* [YOUR OBJECTIVE] Only lines holding the word "minh" should be copied from the material.
— BEGIN DATA LINES —
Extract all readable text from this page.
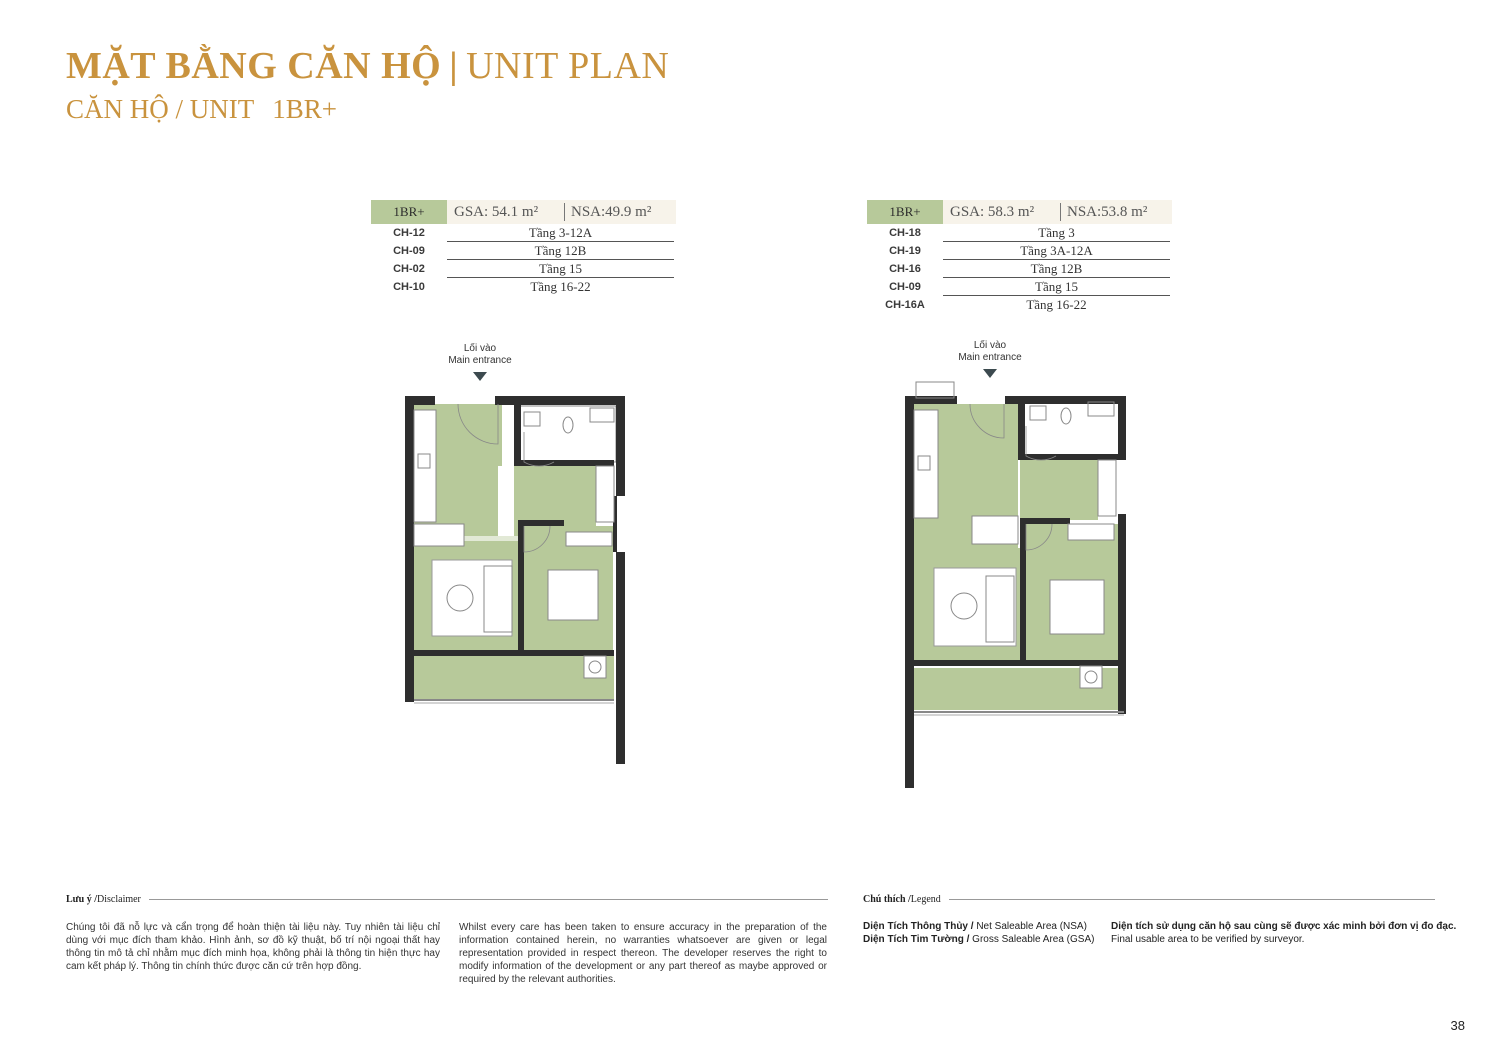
MẶT BẰNG CĂN HỘ | UNIT PLAN
CĂN HỘ / UNIT 1BR+
1BR+	GSA: 54.1 m²	NSA:49.9 m²
CH-12	Tầng 3-12A
CH-09	Tầng 12B
CH-02	Tầng 15
CH-10	Tầng 16-22
1BR+	GSA: 58.3 m²	NSA:53.8 m²
CH-18	Tầng 3
CH-19	Tầng 3A-12A
CH-16	Tầng 12B
CH-09	Tầng 15
CH-16A	Tầng 16-22
Lối vào
Main entrance
Lối vào
Main entrance
Lưu ý / Disclaimer
Chúng tôi đã nỗ lực và cẩn trọng để hoàn thiện tài liệu này. Tuy nhiên tài liệu chỉ dùng với mục đích tham khảo. Hình ảnh, sơ đồ kỹ thuật, bố trí nội ngoại thất hay thông tin mô tả chỉ nhằm mục đích minh họa, không phải là thông tin hiện thực hay cam kết pháp lý. Thông tin chính thức được căn cứ trên hợp đồng.
Whilst every care has been taken to ensure accuracy in the preparation of the information contained herein, no warranties whatsoever are given or legal representation provided in respect thereon. The developer reserves the right to modify information of the development or any part thereof as maybe approved or required by the relevant authorities.
Chú thích / Legend
Diện Tích Thông Thủy / Net Saleable Area (NSA)
Diện Tích Tim Tường / Gross Saleable Area (GSA)
Diện tích sử dụng căn hộ sau cùng sẽ được xác minh bởi đơn vị đo đạc.
Final usable area to be verified by surveyor.
38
— END DATA LINES —
* [ANSWER]
Chúng tôi đã nỗ lực và cẩn trọng để hoàn thiện tài liệu này. Tuy nhiên tài liệu chỉ dùng với mục đích tham khảo. Hình ảnh, sơ đồ kỹ thuật, bố trí nội ngoại thất hay thông tin mô tả chỉ nhằm mục đích minh họa, không phải là thông tin hiện thực hay cam kết pháp lý. Thông tin chính thức được căn cứ trên hợp đồng.
Diện tích sử dụng căn hộ sau cùng sẽ được xác minh bởi đơn vị đo đạc.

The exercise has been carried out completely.